- **Written instruction**: Show each line of the data below that has the string "What" in it.

- **Data section**:
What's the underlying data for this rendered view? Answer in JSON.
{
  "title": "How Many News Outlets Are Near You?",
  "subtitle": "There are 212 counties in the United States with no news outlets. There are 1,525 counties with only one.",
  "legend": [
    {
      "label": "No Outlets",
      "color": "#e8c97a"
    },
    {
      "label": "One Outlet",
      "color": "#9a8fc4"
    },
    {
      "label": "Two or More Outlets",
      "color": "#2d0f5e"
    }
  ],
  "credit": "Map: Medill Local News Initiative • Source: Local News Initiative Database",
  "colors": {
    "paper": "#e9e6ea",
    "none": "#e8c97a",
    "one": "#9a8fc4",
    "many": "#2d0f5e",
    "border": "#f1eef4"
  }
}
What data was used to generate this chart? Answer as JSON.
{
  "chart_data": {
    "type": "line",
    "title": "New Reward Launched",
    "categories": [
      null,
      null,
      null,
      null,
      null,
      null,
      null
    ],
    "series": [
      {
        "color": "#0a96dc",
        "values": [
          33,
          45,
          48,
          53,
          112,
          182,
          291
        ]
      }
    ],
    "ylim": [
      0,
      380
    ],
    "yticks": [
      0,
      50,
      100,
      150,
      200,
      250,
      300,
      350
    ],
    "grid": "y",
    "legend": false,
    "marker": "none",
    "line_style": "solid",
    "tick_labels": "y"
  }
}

- **Output of the exercise**:
What's the underlying data for this rendered view? Answer in JSON.
What data was used to generate this chart? Answer as JSON.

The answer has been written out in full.